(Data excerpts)
━━━━

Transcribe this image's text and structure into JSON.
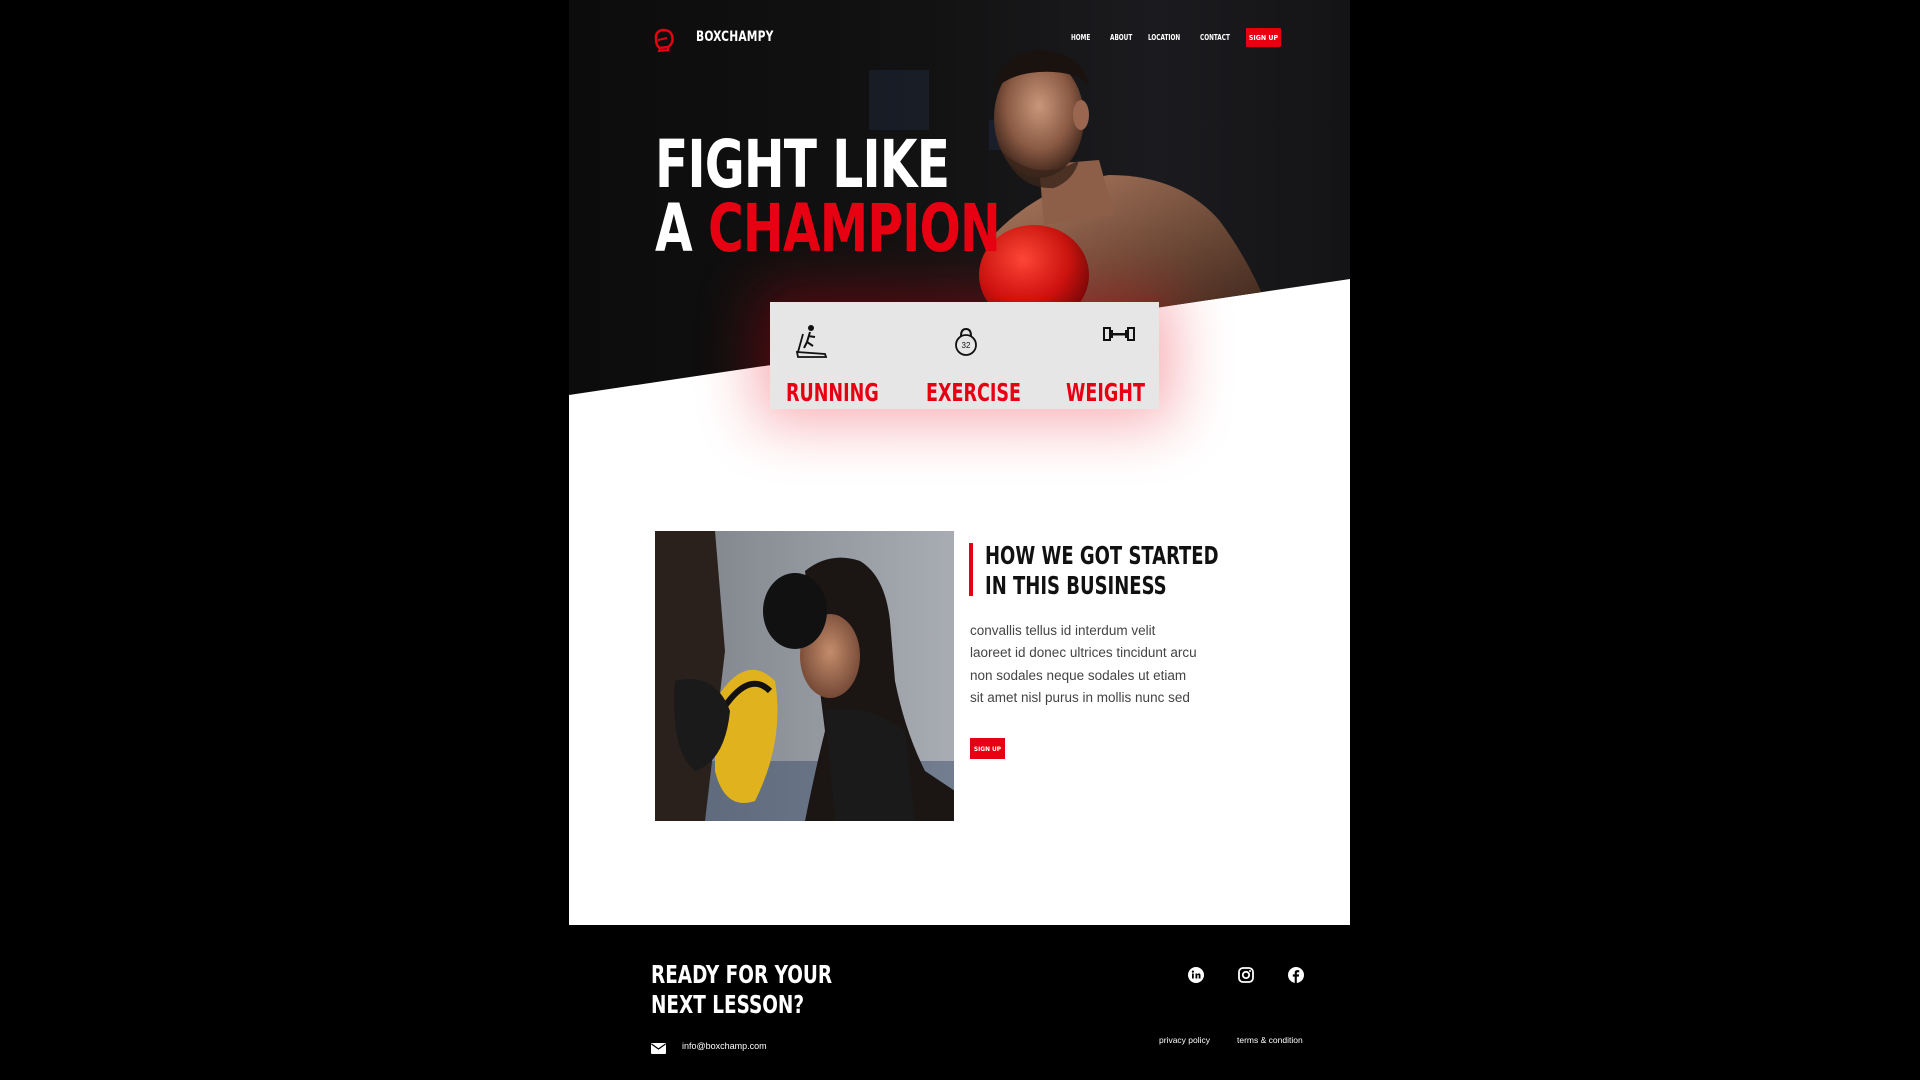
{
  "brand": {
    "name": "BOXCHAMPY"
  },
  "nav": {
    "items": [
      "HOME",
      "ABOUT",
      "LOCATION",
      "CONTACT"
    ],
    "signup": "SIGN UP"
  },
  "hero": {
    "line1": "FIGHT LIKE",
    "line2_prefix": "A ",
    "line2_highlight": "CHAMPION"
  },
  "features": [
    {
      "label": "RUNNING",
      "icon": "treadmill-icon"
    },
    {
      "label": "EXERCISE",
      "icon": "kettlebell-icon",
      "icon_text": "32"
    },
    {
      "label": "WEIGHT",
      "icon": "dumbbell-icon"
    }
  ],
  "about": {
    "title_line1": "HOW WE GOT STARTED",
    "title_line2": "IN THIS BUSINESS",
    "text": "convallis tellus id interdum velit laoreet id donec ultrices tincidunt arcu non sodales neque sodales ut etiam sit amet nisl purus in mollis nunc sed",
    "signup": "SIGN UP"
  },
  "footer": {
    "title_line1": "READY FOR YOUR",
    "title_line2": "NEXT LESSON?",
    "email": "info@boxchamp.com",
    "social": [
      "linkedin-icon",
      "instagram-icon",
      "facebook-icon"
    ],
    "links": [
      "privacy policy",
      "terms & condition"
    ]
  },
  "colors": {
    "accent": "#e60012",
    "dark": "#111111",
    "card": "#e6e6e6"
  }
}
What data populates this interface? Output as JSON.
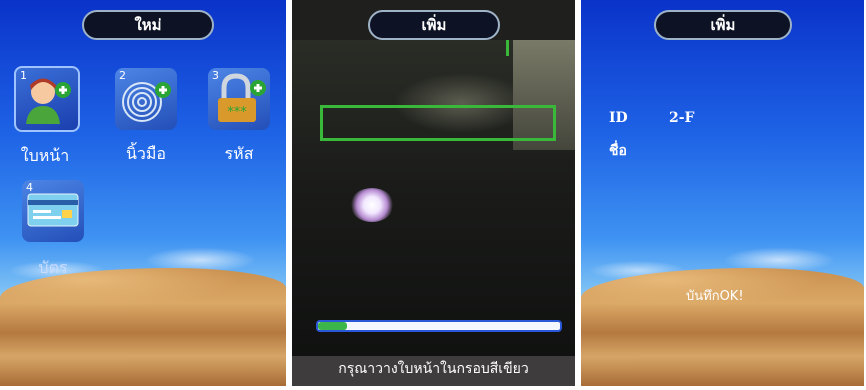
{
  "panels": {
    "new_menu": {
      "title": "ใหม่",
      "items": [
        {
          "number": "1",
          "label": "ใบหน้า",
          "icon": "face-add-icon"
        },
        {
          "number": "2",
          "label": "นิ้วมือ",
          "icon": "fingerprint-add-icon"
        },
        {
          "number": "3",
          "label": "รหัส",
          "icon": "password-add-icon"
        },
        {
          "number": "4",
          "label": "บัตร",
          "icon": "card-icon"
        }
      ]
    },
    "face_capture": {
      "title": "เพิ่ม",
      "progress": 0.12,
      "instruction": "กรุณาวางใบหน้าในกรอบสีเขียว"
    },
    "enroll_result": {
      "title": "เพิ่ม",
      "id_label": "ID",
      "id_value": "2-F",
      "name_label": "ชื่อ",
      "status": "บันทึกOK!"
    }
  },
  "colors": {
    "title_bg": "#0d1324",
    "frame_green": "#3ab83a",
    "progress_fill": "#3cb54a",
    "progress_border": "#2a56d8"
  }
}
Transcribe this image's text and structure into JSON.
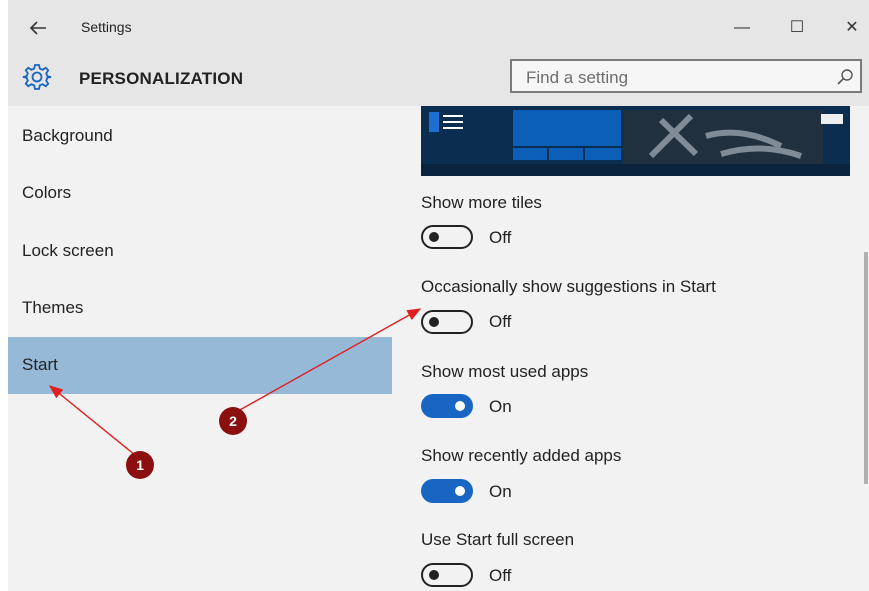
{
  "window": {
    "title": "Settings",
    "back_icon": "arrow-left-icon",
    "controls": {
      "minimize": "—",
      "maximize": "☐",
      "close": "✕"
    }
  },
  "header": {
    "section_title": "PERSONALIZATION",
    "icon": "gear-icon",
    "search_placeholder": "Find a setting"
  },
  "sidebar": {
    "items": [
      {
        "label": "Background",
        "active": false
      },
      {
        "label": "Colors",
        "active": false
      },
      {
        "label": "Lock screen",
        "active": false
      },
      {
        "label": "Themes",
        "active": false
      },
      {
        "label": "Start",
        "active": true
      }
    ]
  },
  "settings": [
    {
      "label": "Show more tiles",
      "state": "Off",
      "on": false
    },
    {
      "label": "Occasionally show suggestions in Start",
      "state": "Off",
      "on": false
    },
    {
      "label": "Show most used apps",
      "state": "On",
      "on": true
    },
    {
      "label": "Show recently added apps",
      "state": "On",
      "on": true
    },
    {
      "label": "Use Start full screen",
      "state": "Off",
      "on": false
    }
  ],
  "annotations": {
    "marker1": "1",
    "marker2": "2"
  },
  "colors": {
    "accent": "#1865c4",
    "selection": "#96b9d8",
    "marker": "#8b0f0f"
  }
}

━━━━

● Short problem
Select and copy every line of the listing with the word "screen".

● Complete response
        "label": "Lock screen",
      "label": "Use Start full screen",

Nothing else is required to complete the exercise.